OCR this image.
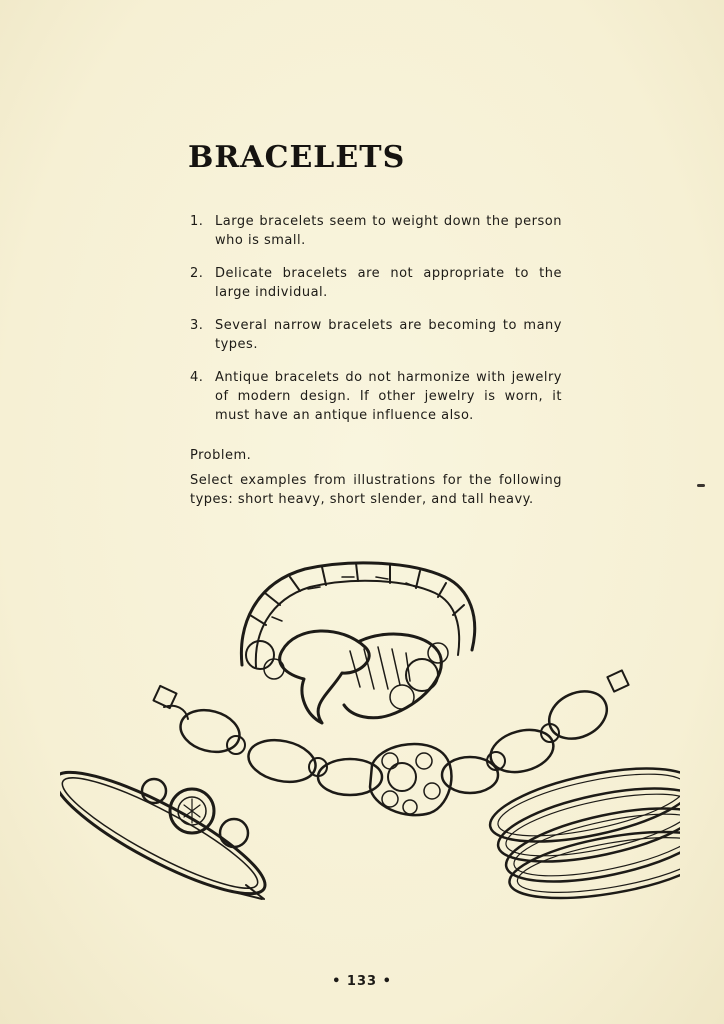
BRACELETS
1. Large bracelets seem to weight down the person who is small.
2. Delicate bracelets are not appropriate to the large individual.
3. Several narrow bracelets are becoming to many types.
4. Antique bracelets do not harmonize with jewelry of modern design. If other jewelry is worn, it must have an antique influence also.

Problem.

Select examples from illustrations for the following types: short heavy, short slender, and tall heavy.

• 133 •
####
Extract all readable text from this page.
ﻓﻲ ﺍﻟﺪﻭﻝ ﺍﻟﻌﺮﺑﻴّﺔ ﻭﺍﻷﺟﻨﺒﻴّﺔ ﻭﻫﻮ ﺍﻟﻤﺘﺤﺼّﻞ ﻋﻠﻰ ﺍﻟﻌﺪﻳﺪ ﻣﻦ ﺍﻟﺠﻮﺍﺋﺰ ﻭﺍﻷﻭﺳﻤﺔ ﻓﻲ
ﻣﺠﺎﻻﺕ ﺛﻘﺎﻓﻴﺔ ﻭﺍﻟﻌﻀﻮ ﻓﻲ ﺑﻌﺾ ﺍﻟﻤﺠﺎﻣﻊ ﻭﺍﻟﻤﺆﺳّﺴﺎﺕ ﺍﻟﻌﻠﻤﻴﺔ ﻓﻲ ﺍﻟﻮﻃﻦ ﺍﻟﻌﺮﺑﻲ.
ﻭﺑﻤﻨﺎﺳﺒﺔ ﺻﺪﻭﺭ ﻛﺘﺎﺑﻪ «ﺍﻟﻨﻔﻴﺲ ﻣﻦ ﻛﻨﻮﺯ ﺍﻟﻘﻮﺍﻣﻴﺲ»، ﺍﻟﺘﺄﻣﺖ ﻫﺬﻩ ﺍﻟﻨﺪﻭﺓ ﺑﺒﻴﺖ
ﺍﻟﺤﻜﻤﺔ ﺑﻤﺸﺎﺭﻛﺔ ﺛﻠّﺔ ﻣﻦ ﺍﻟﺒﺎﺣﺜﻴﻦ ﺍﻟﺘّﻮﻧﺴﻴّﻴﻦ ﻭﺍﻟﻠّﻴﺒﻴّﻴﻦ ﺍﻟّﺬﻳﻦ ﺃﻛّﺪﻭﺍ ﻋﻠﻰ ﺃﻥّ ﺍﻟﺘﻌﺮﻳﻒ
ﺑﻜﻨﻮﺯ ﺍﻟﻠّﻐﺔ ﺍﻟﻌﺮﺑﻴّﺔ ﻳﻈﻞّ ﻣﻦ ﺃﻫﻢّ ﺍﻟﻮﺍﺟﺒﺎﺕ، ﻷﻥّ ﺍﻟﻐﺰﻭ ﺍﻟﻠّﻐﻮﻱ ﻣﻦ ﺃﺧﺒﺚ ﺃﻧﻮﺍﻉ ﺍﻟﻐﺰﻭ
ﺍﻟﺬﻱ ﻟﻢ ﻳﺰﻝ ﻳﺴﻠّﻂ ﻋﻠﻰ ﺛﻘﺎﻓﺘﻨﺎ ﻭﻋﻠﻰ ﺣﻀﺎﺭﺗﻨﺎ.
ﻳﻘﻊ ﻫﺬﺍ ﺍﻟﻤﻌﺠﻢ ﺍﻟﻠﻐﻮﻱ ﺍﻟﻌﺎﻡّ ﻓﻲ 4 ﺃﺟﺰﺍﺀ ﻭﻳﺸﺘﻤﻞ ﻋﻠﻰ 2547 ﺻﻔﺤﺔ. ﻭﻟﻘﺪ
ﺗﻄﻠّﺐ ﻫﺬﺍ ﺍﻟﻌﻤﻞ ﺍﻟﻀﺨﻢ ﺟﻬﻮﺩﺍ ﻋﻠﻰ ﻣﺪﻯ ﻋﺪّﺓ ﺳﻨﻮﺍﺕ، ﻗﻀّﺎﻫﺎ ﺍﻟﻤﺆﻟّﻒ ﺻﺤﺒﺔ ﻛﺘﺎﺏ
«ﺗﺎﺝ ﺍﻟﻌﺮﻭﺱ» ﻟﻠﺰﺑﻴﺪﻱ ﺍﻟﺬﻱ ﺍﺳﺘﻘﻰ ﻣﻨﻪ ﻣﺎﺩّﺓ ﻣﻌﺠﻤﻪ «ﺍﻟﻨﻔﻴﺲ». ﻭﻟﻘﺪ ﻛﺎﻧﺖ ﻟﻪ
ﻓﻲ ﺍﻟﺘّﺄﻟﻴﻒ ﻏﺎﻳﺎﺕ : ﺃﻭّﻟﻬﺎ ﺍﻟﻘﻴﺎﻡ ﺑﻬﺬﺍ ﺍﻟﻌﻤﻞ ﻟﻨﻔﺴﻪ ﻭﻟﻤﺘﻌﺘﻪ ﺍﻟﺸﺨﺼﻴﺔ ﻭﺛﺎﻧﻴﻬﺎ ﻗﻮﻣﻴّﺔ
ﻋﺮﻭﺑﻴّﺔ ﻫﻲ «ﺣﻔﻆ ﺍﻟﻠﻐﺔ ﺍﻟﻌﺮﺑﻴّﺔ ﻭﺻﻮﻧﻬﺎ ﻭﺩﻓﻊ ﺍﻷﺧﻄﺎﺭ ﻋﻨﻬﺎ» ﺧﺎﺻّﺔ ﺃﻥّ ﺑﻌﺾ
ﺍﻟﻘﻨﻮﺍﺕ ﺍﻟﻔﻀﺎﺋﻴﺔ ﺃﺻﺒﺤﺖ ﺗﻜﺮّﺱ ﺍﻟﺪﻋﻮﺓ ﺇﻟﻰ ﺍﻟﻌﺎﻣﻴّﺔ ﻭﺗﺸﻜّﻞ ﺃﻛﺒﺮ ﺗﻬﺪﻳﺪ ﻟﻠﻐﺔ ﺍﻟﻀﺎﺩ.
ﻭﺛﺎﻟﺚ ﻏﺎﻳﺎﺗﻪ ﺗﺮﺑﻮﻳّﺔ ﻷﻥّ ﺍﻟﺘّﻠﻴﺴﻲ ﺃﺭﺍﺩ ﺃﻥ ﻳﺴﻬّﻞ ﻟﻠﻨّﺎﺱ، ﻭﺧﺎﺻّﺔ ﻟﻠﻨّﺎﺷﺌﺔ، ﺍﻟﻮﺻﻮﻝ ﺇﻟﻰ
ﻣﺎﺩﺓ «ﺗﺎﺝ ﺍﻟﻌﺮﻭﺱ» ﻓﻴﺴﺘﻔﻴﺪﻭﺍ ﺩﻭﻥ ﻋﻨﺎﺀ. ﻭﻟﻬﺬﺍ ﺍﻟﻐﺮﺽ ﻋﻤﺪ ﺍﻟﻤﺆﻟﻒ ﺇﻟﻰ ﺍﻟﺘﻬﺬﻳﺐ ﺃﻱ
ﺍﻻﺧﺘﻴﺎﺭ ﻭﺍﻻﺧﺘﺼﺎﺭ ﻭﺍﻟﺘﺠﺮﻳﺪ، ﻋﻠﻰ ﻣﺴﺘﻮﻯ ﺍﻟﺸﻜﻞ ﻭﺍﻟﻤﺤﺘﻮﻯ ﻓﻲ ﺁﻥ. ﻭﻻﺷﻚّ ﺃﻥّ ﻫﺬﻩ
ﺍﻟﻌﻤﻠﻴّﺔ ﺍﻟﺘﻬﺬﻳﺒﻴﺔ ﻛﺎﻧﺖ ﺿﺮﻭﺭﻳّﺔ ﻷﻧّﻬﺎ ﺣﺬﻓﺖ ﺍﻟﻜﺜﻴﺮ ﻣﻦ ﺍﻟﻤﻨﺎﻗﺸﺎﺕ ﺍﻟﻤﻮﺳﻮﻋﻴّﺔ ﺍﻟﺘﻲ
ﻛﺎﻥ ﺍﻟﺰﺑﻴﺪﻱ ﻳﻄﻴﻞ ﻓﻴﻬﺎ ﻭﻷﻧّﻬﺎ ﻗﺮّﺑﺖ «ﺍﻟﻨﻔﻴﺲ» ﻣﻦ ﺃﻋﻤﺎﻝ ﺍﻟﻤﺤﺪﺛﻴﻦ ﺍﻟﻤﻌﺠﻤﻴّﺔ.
####
GOAL: Count the lines of these entries that hold the string "ﺍﻟﻌﺮﻭﺱ", and give only that number.

FULL OUTPUT: 2